**Set problem:**
All of the records below should be output exactly.

**Information shown:**
▶
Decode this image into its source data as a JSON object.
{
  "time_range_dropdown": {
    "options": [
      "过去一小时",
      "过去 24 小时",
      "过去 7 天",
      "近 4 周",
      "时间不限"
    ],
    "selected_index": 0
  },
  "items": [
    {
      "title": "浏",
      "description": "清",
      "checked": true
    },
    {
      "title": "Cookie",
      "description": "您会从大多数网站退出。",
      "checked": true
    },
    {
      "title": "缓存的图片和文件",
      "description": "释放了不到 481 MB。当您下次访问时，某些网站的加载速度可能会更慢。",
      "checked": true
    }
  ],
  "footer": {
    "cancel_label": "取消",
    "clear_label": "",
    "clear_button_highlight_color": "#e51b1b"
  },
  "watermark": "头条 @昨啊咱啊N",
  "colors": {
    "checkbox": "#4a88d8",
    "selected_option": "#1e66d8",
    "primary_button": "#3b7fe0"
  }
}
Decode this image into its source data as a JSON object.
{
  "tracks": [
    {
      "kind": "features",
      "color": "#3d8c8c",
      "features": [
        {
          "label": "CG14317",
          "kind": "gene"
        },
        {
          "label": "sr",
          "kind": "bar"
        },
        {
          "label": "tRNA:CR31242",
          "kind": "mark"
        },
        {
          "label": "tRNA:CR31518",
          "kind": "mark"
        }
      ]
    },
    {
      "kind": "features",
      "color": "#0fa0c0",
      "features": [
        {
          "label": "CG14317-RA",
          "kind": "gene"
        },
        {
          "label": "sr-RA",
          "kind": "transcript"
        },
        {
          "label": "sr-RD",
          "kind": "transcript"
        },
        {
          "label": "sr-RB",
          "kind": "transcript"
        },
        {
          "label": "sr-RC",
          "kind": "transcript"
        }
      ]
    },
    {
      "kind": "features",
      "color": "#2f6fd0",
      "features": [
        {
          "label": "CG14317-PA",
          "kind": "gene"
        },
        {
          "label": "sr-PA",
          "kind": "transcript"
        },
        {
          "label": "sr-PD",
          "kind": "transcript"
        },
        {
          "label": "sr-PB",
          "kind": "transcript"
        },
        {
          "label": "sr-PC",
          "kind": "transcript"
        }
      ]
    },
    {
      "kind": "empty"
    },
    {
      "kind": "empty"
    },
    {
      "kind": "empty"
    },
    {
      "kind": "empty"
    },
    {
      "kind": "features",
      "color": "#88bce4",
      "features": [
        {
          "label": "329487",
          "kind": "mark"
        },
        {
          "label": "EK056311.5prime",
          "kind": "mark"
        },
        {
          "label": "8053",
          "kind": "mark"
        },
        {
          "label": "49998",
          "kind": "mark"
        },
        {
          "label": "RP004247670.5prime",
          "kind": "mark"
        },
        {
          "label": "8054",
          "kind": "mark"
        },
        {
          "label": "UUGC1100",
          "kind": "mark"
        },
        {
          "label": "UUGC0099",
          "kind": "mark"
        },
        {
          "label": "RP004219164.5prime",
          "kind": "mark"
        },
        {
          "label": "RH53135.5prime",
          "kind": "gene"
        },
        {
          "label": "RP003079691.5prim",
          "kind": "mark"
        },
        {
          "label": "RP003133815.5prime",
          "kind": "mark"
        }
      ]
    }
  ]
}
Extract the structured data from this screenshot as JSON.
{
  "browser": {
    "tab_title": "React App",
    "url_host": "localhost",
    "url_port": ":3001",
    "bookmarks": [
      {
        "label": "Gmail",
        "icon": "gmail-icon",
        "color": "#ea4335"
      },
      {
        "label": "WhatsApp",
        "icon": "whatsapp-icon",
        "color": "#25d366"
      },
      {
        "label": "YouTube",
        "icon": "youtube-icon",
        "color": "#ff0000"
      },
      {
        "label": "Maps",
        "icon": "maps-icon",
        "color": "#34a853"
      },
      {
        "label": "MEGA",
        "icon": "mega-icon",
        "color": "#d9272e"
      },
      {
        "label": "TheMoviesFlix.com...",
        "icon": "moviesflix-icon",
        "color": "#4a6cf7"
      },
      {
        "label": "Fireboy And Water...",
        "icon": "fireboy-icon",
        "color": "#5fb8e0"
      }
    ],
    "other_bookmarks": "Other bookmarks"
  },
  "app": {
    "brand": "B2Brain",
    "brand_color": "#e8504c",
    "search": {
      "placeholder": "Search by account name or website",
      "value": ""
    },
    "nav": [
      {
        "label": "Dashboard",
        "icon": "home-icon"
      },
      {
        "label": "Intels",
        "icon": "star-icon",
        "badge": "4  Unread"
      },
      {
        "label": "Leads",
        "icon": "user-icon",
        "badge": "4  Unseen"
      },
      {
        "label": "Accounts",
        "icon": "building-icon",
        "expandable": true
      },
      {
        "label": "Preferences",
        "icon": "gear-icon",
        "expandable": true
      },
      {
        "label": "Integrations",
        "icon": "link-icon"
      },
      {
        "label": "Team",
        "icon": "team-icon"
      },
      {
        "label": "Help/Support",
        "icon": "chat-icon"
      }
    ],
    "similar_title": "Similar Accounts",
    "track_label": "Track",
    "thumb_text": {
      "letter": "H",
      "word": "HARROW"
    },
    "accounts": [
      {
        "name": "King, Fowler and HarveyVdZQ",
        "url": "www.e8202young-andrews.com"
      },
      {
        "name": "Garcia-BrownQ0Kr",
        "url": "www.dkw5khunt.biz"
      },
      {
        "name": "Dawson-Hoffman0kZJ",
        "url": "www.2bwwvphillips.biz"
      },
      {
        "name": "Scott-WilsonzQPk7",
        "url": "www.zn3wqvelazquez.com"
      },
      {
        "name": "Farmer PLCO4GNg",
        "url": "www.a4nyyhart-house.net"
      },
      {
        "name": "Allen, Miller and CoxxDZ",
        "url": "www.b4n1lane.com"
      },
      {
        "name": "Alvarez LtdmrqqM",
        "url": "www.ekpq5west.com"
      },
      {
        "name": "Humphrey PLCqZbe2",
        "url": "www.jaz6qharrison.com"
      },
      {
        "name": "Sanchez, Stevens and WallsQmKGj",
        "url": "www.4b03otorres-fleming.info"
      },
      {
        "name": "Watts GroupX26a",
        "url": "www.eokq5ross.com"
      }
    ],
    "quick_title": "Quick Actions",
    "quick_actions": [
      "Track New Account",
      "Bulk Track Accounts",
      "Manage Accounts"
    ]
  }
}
◀
**Result of the exercise:**
Decode this image into its source data as a JSON object.
{
  "time_range_dropdown": {
    "options": [
      "过去一小时",
      "过去 24 小时",
      "过去 7 天",
      "近 4 周",
      "时间不限"
    ],
    "selected_index": 0
  },
  "items": [
    {
      "title": "浏",
      "description": "清",
      "checked": true
    },
    {
      "title": "Cookie",
      "description": "您会从大多数网站退出。",
      "checked": true
    },
    {
      "title": "缓存的图片和文件",
      "description": "释放了不到 481 MB。当您下次访问时，某些网站的加载速度可能会更慢。",
      "checked": true
    }
  ],
  "footer": {
    "cancel_label": "取消",
    "clear_label": "",
    "clear_button_highlight_color": "#e51b1b"
  },
  "watermark": "头条 @昨啊咱啊N",
  "colors": {
    "checkbox": "#4a88d8",
    "selected_option": "#1e66d8",
    "primary_button": "#3b7fe0"
  }
}
Decode this image into its source data as a JSON object.
{
  "tracks": [
    {
      "kind": "features",
      "color": "#3d8c8c",
      "features": [
        {
          "label": "CG14317",
          "kind": "gene"
        },
        {
          "label": "sr",
          "kind": "bar"
        },
        {
          "label": "tRNA:CR31242",
          "kind": "mark"
        },
        {
          "label": "tRNA:CR31518",
          "kind": "mark"
        }
      ]
    },
    {
      "kind": "features",
      "color": "#0fa0c0",
      "features": [
        {
          "label": "CG14317-RA",
          "kind": "gene"
        },
        {
          "label": "sr-RA",
          "kind": "transcript"
        },
        {
          "label": "sr-RD",
          "kind": "transcript"
        },
        {
          "label": "sr-RB",
          "kind": "transcript"
        },
        {
          "label": "sr-RC",
          "kind": "transcript"
        }
      ]
    },
    {
      "kind": "features",
      "color": "#2f6fd0",
      "features": [
        {
          "label": "CG14317-PA",
          "kind": "gene"
        },
        {
          "label": "sr-PA",
          "kind": "transcript"
        },
        {
          "label": "sr-PD",
          "kind": "transcript"
        },
        {
          "label": "sr-PB",
          "kind": "transcript"
        },
        {
          "label": "sr-PC",
          "kind": "transcript"
        }
      ]
    },
    {
      "kind": "empty"
    },
    {
      "kind": "empty"
    },
    {
      "kind": "empty"
    },
    {
      "kind": "empty"
    },
    {
      "kind": "features",
      "color": "#88bce4",
      "features": [
        {
          "label": "329487",
          "kind": "mark"
        },
        {
          "label": "EK056311.5prime",
          "kind": "mark"
        },
        {
          "label": "8053",
          "kind": "mark"
        },
        {
          "label": "49998",
          "kind": "mark"
        },
        {
          "label": "RP004247670.5prime",
          "kind": "mark"
        },
        {
          "label": "8054",
          "kind": "mark"
        },
        {
          "label": "UUGC1100",
          "kind": "mark"
        },
        {
          "label": "UUGC0099",
          "kind": "mark"
        },
        {
          "label": "RP004219164.5prime",
          "kind": "mark"
        },
        {
          "label": "RH53135.5prime",
          "kind": "gene"
        },
        {
          "label": "RP003079691.5prim",
          "kind": "mark"
        },
        {
          "label": "RP003133815.5prime",
          "kind": "mark"
        }
      ]
    }
  ]
}
Extract the structured data from this screenshot as JSON.
{
  "browser": {
    "tab_title": "React App",
    "url_host": "localhost",
    "url_port": ":3001",
    "bookmarks": [
      {
        "label": "Gmail",
        "icon": "gmail-icon",
        "color": "#ea4335"
      },
      {
        "label": "WhatsApp",
        "icon": "whatsapp-icon",
        "color": "#25d366"
      },
      {
        "label": "YouTube",
        "icon": "youtube-icon",
        "color": "#ff0000"
      },
      {
        "label": "Maps",
        "icon": "maps-icon",
        "color": "#34a853"
      },
      {
        "label": "MEGA",
        "icon": "mega-icon",
        "color": "#d9272e"
      },
      {
        "label": "TheMoviesFlix.com...",
        "icon": "moviesflix-icon",
        "color": "#4a6cf7"
      },
      {
        "label": "Fireboy And Water...",
        "icon": "fireboy-icon",
        "color": "#5fb8e0"
      }
    ],
    "other_bookmarks": "Other bookmarks"
  },
  "app": {
    "brand": "B2Brain",
    "brand_color": "#e8504c",
    "search": {
      "placeholder": "Search by account name or website",
      "value": ""
    },
    "nav": [
      {
        "label": "Dashboard",
        "icon": "home-icon"
      },
      {
        "label": "Intels",
        "icon": "star-icon",
        "badge": "4  Unread"
      },
      {
        "label": "Leads",
        "icon": "user-icon",
        "badge": "4  Unseen"
      },
      {
        "label": "Accounts",
        "icon": "building-icon",
        "expandable": true
      },
      {
        "label": "Preferences",
        "icon": "gear-icon",
        "expandable": true
      },
      {
        "label": "Integrations",
        "icon": "link-icon"
      },
      {
        "label": "Team",
        "icon": "team-icon"
      },
      {
        "label": "Help/Support",
        "icon": "chat-icon"
      }
    ],
    "similar_title": "Similar Accounts",
    "track_label": "Track",
    "thumb_text": {
      "letter": "H",
      "word": "HARROW"
    },
    "accounts": [
      {
        "name": "King, Fowler and HarveyVdZQ",
        "url": "www.e8202young-andrews.com"
      },
      {
        "name": "Garcia-BrownQ0Kr",
        "url": "www.dkw5khunt.biz"
      },
      {
        "name": "Dawson-Hoffman0kZJ",
        "url": "www.2bwwvphillips.biz"
      },
      {
        "name": "Scott-WilsonzQPk7",
        "url": "www.zn3wqvelazquez.com"
      },
      {
        "name": "Farmer PLCO4GNg",
        "url": "www.a4nyyhart-house.net"
      },
      {
        "name": "Allen, Miller and CoxxDZ",
        "url": "www.b4n1lane.com"
      },
      {
        "name": "Alvarez LtdmrqqM",
        "url": "www.ekpq5west.com"
      },
      {
        "name": "Humphrey PLCqZbe2",
        "url": "www.jaz6qharrison.com"
      },
      {
        "name": "Sanchez, Stevens and WallsQmKGj",
        "url": "www.4b03otorres-fleming.info"
      },
      {
        "name": "Watts GroupX26a",
        "url": "www.eokq5ross.com"
      }
    ],
    "quick_title": "Quick Actions",
    "quick_actions": [
      "Track New Account",
      "Bulk Track Accounts",
      "Manage Accounts"
    ]
  }
}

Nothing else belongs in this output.